[begin Exercise materials]

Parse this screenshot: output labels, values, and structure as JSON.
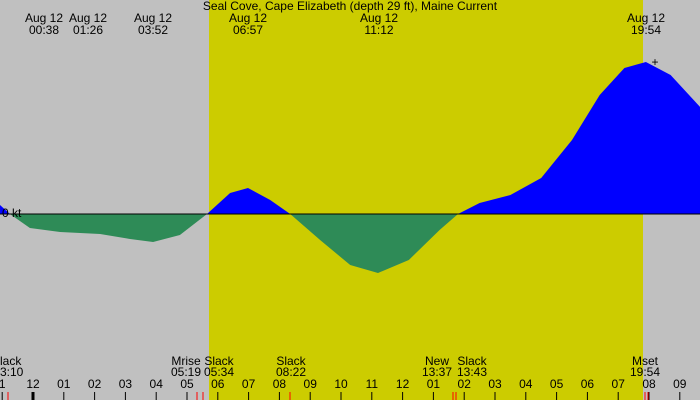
{
  "chart_data": {
    "type": "area",
    "title": "Seal Cove, Cape Elizabeth (depth 29 ft), Maine Current",
    "x": [
      -1.07,
      -0.75,
      -0.1,
      0.88,
      2.18,
      3.15,
      3.9,
      4.77,
      5.65,
      6.4,
      6.98,
      7.7,
      8.35,
      9.32,
      10.3,
      11.2,
      12.2,
      13.2,
      13.8,
      14.5,
      15.5,
      16.5,
      17.5,
      18.4,
      19.2,
      19.9,
      20.7,
      21.66
    ],
    "values": [
      0.09,
      0,
      -0.14,
      -0.18,
      -0.2,
      -0.25,
      -0.28,
      -0.21,
      0,
      0.21,
      0.26,
      0.14,
      0,
      -0.26,
      -0.51,
      -0.59,
      -0.46,
      -0.16,
      0,
      0.11,
      0.19,
      0.36,
      0.74,
      1.19,
      1.46,
      1.52,
      1.39,
      1.07
    ],
    "flood_color": "#0000ff",
    "ebb_color": "#2e8b57",
    "xlim": [
      -1.07,
      21.66
    ],
    "ylim": [
      -1.86,
      2.14
    ],
    "yticks": [
      {
        "value": 0,
        "label": "0 kt"
      }
    ],
    "xticks": [
      {
        "value": -1,
        "label": "1"
      },
      {
        "value": 0,
        "label": "12"
      },
      {
        "value": 1,
        "label": "01"
      },
      {
        "value": 2,
        "label": "02"
      },
      {
        "value": 3,
        "label": "03"
      },
      {
        "value": 4,
        "label": "04"
      },
      {
        "value": 5,
        "label": "05"
      },
      {
        "value": 6,
        "label": "06"
      },
      {
        "value": 7,
        "label": "07"
      },
      {
        "value": 8,
        "label": "08"
      },
      {
        "value": 9,
        "label": "09"
      },
      {
        "value": 10,
        "label": "10"
      },
      {
        "value": 11,
        "label": "11"
      },
      {
        "value": 12,
        "label": "12"
      },
      {
        "value": 13,
        "label": "01"
      },
      {
        "value": 14,
        "label": "02"
      },
      {
        "value": 15,
        "label": "03"
      },
      {
        "value": 16,
        "label": "04"
      },
      {
        "value": 17,
        "label": "05"
      },
      {
        "value": 18,
        "label": "06"
      },
      {
        "value": 19,
        "label": "07"
      },
      {
        "value": 20,
        "label": "08"
      },
      {
        "value": 21,
        "label": "09"
      }
    ],
    "top_labels": [
      [
        "Aug 12",
        "00:38"
      ],
      [
        "Aug 12",
        "01:26"
      ],
      [
        "Aug 12",
        "03:52"
      ],
      [
        "Aug 12",
        "06:57"
      ],
      [
        "Aug 12",
        "11:12"
      ],
      [
        "Aug 12",
        "19:54"
      ]
    ],
    "bottom_labels": [
      [
        "lack",
        "3:10"
      ],
      [
        "Mrise",
        "05:19"
      ],
      [
        "Slack",
        "05:34"
      ],
      [
        "Slack",
        "08:22"
      ],
      [
        "New",
        "13:37"
      ],
      [
        "Slack",
        "13:43"
      ],
      [
        "Mset",
        "19:54"
      ]
    ]
  }
}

[end Exercise materials]

Task to complete —
Give every record again exactly, apart from the pictures, which stay out.

Answer to the task —
Parse this screenshot: output labels, values, and structure as JSON.
{
  "chart_data": {
    "type": "area",
    "title": "Seal Cove, Cape Elizabeth (depth 29 ft), Maine Current",
    "x": [
      -1.07,
      -0.75,
      -0.1,
      0.88,
      2.18,
      3.15,
      3.9,
      4.77,
      5.65,
      6.4,
      6.98,
      7.7,
      8.35,
      9.32,
      10.3,
      11.2,
      12.2,
      13.2,
      13.8,
      14.5,
      15.5,
      16.5,
      17.5,
      18.4,
      19.2,
      19.9,
      20.7,
      21.66
    ],
    "values": [
      0.09,
      0,
      -0.14,
      -0.18,
      -0.2,
      -0.25,
      -0.28,
      -0.21,
      0,
      0.21,
      0.26,
      0.14,
      0,
      -0.26,
      -0.51,
      -0.59,
      -0.46,
      -0.16,
      0,
      0.11,
      0.19,
      0.36,
      0.74,
      1.19,
      1.46,
      1.52,
      1.39,
      1.07
    ],
    "flood_color": "#0000ff",
    "ebb_color": "#2e8b57",
    "xlim": [
      -1.07,
      21.66
    ],
    "ylim": [
      -1.86,
      2.14
    ],
    "yticks": [
      {
        "value": 0,
        "label": "0 kt"
      }
    ],
    "xticks": [
      {
        "value": -1,
        "label": "1"
      },
      {
        "value": 0,
        "label": "12"
      },
      {
        "value": 1,
        "label": "01"
      },
      {
        "value": 2,
        "label": "02"
      },
      {
        "value": 3,
        "label": "03"
      },
      {
        "value": 4,
        "label": "04"
      },
      {
        "value": 5,
        "label": "05"
      },
      {
        "value": 6,
        "label": "06"
      },
      {
        "value": 7,
        "label": "07"
      },
      {
        "value": 8,
        "label": "08"
      },
      {
        "value": 9,
        "label": "09"
      },
      {
        "value": 10,
        "label": "10"
      },
      {
        "value": 11,
        "label": "11"
      },
      {
        "value": 12,
        "label": "12"
      },
      {
        "value": 13,
        "label": "01"
      },
      {
        "value": 14,
        "label": "02"
      },
      {
        "value": 15,
        "label": "03"
      },
      {
        "value": 16,
        "label": "04"
      },
      {
        "value": 17,
        "label": "05"
      },
      {
        "value": 18,
        "label": "06"
      },
      {
        "value": 19,
        "label": "07"
      },
      {
        "value": 20,
        "label": "08"
      },
      {
        "value": 21,
        "label": "09"
      }
    ],
    "top_labels": [
      [
        "Aug 12",
        "00:38"
      ],
      [
        "Aug 12",
        "01:26"
      ],
      [
        "Aug 12",
        "03:52"
      ],
      [
        "Aug 12",
        "06:57"
      ],
      [
        "Aug 12",
        "11:12"
      ],
      [
        "Aug 12",
        "19:54"
      ]
    ],
    "bottom_labels": [
      [
        "lack",
        "3:10"
      ],
      [
        "Mrise",
        "05:19"
      ],
      [
        "Slack",
        "05:34"
      ],
      [
        "Slack",
        "08:22"
      ],
      [
        "New",
        "13:37"
      ],
      [
        "Slack",
        "13:43"
      ],
      [
        "Mset",
        "19:54"
      ]
    ]
  }
}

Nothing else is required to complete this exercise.